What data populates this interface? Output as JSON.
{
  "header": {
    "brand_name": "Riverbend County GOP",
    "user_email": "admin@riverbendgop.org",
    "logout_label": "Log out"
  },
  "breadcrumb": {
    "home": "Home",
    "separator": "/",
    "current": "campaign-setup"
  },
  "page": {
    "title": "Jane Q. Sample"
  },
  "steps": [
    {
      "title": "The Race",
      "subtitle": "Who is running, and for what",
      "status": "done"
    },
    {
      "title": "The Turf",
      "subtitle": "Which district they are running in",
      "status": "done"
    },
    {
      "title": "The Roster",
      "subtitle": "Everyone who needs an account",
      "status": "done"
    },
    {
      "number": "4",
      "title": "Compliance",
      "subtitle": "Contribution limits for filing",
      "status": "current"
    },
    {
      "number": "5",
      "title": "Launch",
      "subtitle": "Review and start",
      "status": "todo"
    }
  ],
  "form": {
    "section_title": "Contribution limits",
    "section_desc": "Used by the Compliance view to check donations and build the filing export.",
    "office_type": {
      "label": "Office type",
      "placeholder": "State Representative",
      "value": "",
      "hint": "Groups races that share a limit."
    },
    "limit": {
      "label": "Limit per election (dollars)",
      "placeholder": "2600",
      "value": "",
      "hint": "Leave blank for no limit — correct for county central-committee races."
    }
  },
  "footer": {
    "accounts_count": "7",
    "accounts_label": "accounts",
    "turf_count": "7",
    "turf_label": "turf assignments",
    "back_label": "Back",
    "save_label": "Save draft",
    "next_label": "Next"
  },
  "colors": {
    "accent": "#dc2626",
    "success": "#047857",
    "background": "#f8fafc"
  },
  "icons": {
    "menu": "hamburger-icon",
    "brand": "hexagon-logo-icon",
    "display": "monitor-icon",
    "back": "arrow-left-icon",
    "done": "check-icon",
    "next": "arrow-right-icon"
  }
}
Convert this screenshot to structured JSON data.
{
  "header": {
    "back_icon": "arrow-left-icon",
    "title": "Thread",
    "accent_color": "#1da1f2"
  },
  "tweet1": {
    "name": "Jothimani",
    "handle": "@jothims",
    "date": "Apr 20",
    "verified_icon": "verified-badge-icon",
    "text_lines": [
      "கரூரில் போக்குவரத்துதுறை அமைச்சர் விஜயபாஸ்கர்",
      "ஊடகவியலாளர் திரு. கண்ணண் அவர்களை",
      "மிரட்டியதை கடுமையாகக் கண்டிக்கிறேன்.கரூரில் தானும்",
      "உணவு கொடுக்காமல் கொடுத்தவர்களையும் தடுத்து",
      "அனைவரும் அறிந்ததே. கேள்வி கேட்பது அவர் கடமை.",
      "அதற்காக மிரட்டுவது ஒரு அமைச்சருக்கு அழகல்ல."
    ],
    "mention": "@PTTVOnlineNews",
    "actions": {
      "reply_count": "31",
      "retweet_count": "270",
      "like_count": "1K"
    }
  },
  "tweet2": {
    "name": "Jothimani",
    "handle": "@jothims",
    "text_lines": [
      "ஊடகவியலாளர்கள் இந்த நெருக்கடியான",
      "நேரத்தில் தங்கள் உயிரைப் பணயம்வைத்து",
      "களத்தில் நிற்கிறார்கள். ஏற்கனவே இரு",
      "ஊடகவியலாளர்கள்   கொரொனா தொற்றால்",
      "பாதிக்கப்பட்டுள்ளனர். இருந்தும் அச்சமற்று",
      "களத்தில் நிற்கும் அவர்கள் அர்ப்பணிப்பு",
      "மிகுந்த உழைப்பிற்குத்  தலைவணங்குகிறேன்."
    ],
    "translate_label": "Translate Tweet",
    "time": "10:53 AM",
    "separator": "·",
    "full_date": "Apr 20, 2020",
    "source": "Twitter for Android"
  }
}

## Written exercise
All lines above with "ஊடகவ" in them should be returned.

## Result
      "ஊடகவியலாளர் திரு. கண்ணண் அவர்களை",
      "ஊடகவியலாளர்கள் இந்த நெருக்கடியான",
      "ஊடகவியலாளர்கள்   கொரொனா தொற்றால்",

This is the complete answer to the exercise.